== Provided records ==

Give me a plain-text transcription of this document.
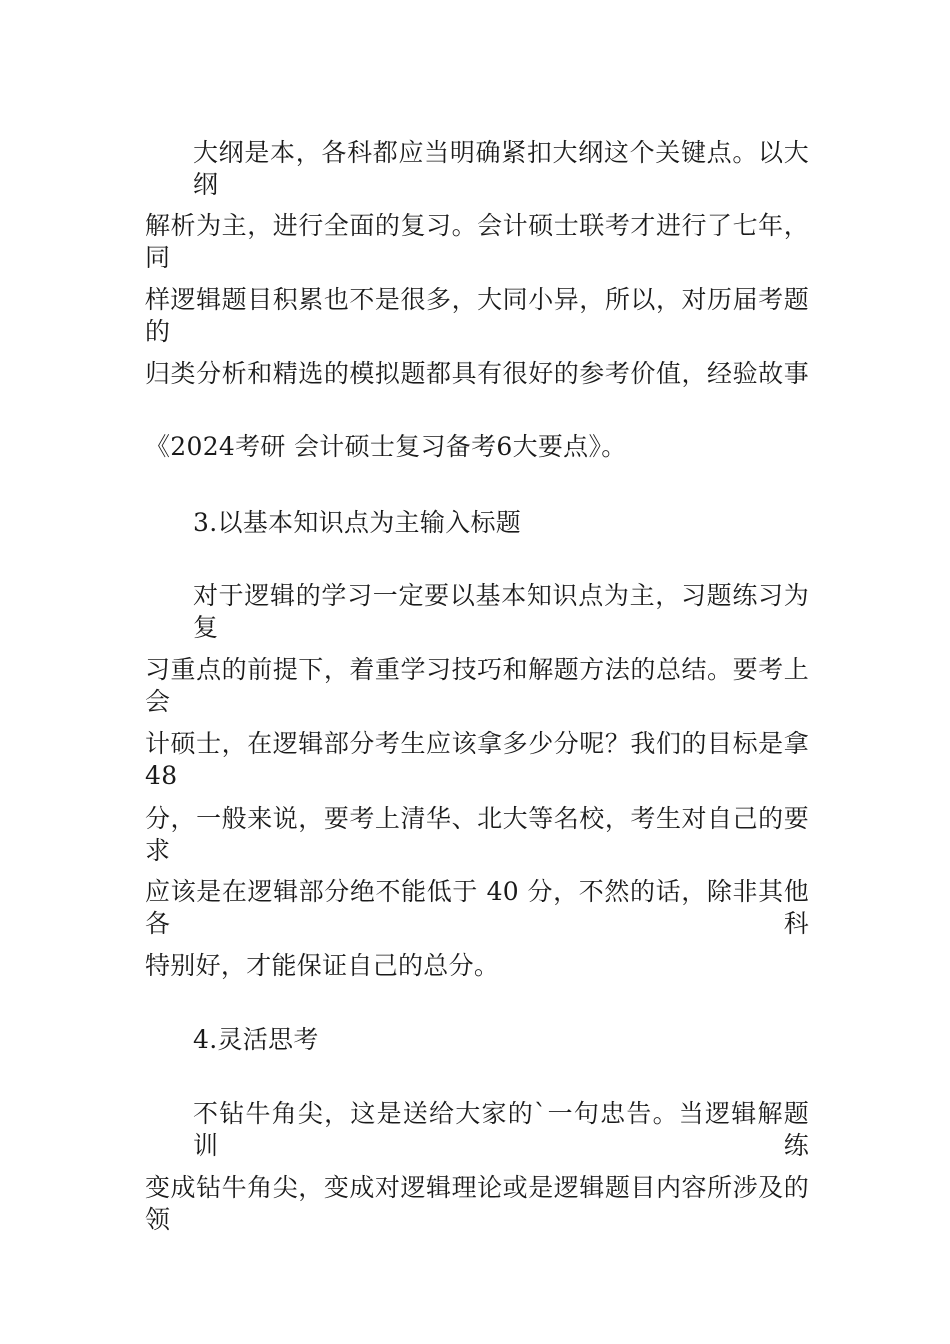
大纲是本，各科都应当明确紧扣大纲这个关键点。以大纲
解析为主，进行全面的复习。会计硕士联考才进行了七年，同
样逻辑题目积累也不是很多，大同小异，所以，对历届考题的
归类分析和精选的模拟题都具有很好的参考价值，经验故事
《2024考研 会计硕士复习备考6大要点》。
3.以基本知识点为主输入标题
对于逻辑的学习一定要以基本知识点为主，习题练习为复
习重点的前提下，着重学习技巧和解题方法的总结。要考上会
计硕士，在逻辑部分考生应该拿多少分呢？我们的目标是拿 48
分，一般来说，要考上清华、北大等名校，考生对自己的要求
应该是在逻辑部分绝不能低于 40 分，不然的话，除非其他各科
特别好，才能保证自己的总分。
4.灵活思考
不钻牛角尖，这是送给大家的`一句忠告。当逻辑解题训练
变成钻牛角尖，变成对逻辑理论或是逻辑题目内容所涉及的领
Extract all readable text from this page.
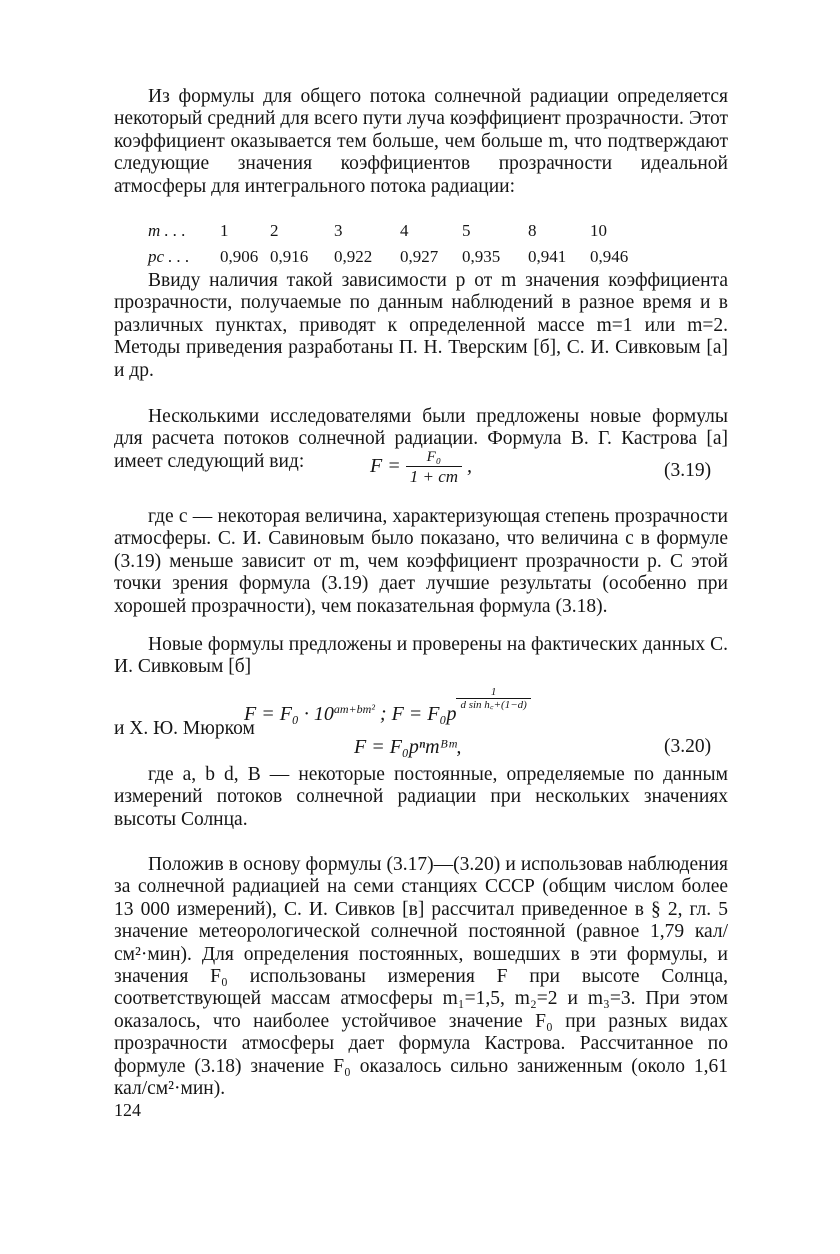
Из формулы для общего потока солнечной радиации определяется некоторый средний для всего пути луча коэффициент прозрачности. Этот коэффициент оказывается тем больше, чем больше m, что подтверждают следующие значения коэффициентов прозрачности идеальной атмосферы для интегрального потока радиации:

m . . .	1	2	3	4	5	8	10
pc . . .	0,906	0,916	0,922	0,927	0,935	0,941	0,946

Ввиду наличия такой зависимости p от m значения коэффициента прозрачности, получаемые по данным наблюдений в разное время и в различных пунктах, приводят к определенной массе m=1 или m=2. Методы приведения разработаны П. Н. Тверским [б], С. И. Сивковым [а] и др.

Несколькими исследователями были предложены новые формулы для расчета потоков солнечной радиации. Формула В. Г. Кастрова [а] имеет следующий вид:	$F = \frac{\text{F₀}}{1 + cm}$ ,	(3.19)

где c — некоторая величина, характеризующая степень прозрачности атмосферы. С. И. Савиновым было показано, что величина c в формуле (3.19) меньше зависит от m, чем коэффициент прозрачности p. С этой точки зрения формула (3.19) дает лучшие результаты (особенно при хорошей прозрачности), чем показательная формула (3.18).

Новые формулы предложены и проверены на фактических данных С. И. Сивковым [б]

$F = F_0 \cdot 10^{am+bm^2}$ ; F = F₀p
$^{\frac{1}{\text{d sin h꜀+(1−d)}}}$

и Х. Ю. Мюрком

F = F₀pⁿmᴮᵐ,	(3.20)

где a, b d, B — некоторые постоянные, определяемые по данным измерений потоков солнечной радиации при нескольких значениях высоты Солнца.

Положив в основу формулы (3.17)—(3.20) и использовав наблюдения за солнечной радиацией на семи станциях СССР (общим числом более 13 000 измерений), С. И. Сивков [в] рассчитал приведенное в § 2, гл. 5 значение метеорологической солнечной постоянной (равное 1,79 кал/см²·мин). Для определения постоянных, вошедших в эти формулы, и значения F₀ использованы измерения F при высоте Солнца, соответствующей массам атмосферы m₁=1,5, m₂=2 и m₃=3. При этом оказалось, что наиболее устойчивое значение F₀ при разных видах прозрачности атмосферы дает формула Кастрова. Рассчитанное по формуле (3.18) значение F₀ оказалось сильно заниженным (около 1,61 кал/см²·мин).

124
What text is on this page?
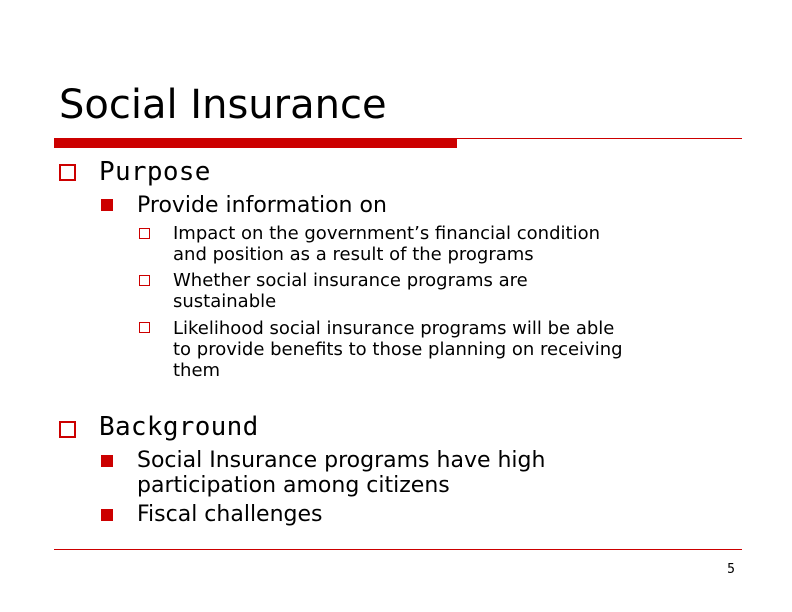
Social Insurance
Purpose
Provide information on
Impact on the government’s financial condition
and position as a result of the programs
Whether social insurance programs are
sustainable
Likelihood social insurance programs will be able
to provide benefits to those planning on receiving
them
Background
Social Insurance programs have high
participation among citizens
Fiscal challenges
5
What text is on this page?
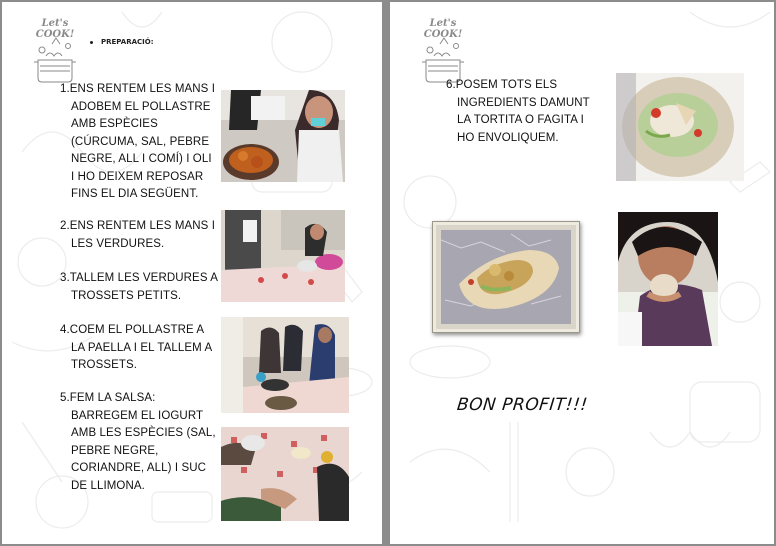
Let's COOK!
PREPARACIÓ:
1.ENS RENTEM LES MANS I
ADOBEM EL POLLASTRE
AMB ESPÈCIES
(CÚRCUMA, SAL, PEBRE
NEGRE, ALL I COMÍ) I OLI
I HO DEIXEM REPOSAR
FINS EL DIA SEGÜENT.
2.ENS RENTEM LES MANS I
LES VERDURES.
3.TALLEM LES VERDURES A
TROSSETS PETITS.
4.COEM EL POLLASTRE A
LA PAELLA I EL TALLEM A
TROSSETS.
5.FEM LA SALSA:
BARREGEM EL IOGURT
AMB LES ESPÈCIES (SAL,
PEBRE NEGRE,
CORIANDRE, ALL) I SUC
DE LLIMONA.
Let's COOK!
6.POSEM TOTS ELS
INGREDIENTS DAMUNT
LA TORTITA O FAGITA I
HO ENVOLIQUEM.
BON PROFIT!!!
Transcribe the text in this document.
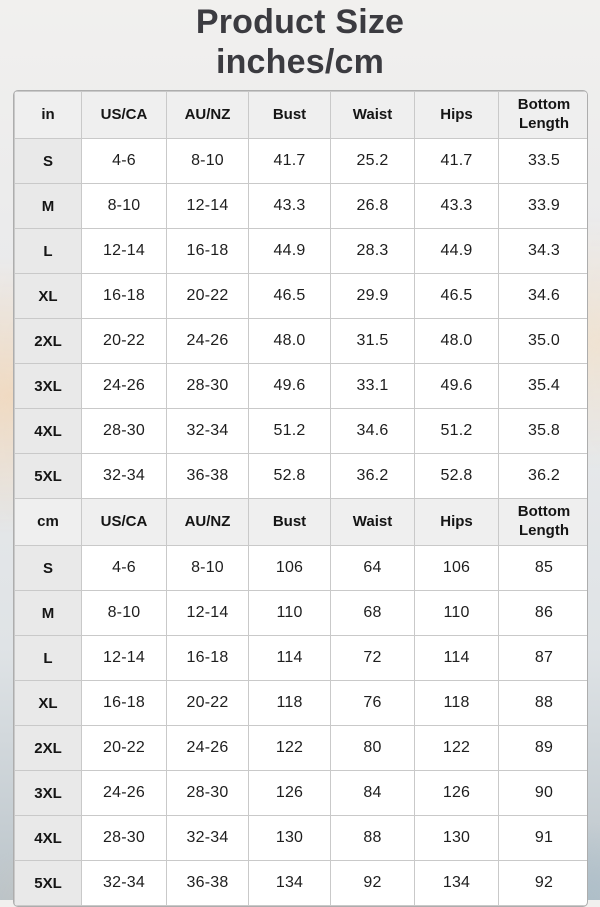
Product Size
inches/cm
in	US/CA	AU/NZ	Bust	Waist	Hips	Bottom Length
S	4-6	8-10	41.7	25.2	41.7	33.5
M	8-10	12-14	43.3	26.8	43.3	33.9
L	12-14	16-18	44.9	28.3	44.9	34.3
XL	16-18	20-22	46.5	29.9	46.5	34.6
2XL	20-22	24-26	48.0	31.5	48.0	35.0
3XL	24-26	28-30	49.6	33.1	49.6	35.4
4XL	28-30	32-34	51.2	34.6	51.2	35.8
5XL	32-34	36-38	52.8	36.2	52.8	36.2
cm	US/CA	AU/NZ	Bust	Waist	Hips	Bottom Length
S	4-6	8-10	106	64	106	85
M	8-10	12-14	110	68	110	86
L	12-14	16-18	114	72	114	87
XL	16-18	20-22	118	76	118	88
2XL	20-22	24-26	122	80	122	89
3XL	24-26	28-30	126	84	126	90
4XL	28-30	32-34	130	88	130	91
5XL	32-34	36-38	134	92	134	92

===

Search the preceding listing for the word "Length" and pull out every line that holds it.

_In response_
in	US/CA	AU/NZ	Bust	Waist	Hips	Bottom Length
cm	US/CA	AU/NZ	Bust	Waist	Hips	Bottom Length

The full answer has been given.